Exercise details →
Pull out every line with the word "filled" from the entries below.

Items from a figure collection →

________

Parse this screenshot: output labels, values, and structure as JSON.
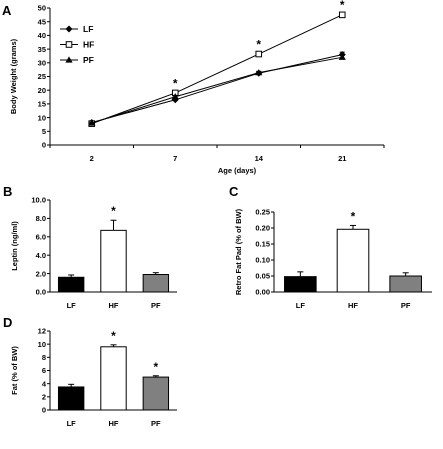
{
  "chart_data": [
    {
      "panel": "A",
      "type": "line",
      "xlabel": "Age (days)",
      "ylabel": "Body Weight (grams)",
      "categories": [
        "2",
        "7",
        "14",
        "21"
      ],
      "ylim": [
        0,
        50
      ],
      "yticks": [
        "0",
        "5",
        "10",
        "15",
        "20",
        "25",
        "30",
        "35",
        "40",
        "45",
        "50"
      ],
      "legend_position": "top-left",
      "series": [
        {
          "name": "LF",
          "marker": "diamond-filled",
          "values": [
            8.2,
            16.5,
            26.2,
            33.0
          ],
          "err": [
            0.3,
            0.5,
            0.5,
            0.9
          ]
        },
        {
          "name": "HF",
          "marker": "square-open",
          "values": [
            7.8,
            19.0,
            33.2,
            47.5
          ],
          "err": [
            0.3,
            0.5,
            0.6,
            0.6
          ]
        },
        {
          "name": "PF",
          "marker": "triangle-filled",
          "values": [
            8.0,
            17.6,
            26.4,
            32.0
          ],
          "err": [
            0.3,
            0.5,
            0.5,
            0.8
          ]
        }
      ],
      "annotations": [
        "*",
        "*",
        "*"
      ],
      "annotation_x": [
        "7",
        "14",
        "21"
      ]
    },
    {
      "panel": "B",
      "type": "bar",
      "ylabel": "Leptin (ng/ml)",
      "categories": [
        "LF",
        "HF",
        "PF"
      ],
      "values": [
        1.6,
        6.7,
        1.9
      ],
      "err": [
        0.25,
        1.1,
        0.2
      ],
      "bar_colors": [
        "#000000",
        "#ffffff",
        "#808080"
      ],
      "ylim": [
        0,
        10
      ],
      "yticks": [
        "0.0",
        "2.0",
        "4.0",
        "6.0",
        "8.0",
        "10.0"
      ],
      "significant": [
        false,
        true,
        false
      ]
    },
    {
      "panel": "C",
      "type": "bar",
      "ylabel": "Retro Fat Pad (% of BW)",
      "categories": [
        "LF",
        "HF",
        "PF"
      ],
      "values": [
        0.048,
        0.196,
        0.05
      ],
      "err": [
        0.015,
        0.012,
        0.01
      ],
      "bar_colors": [
        "#000000",
        "#ffffff",
        "#808080"
      ],
      "ylim": [
        0,
        0.25
      ],
      "yticks": [
        "0.00",
        "0.05",
        "0.10",
        "0.15",
        "0.20",
        "0.25"
      ],
      "significant": [
        false,
        true,
        false
      ]
    },
    {
      "panel": "D",
      "type": "bar",
      "ylabel": "Fat (% of BW)",
      "categories": [
        "LF",
        "HF",
        "PF"
      ],
      "values": [
        3.5,
        9.6,
        5.0
      ],
      "err": [
        0.4,
        0.3,
        0.2
      ],
      "bar_colors": [
        "#000000",
        "#ffffff",
        "#808080"
      ],
      "ylim": [
        0,
        12
      ],
      "yticks": [
        "0",
        "2",
        "4",
        "6",
        "8",
        "10",
        "12"
      ],
      "significant": [
        false,
        true,
        true
      ]
    }
  ]
}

________

Response to this exercise →
          "marker": "diamond-filled",
          "marker": "triangle-filled",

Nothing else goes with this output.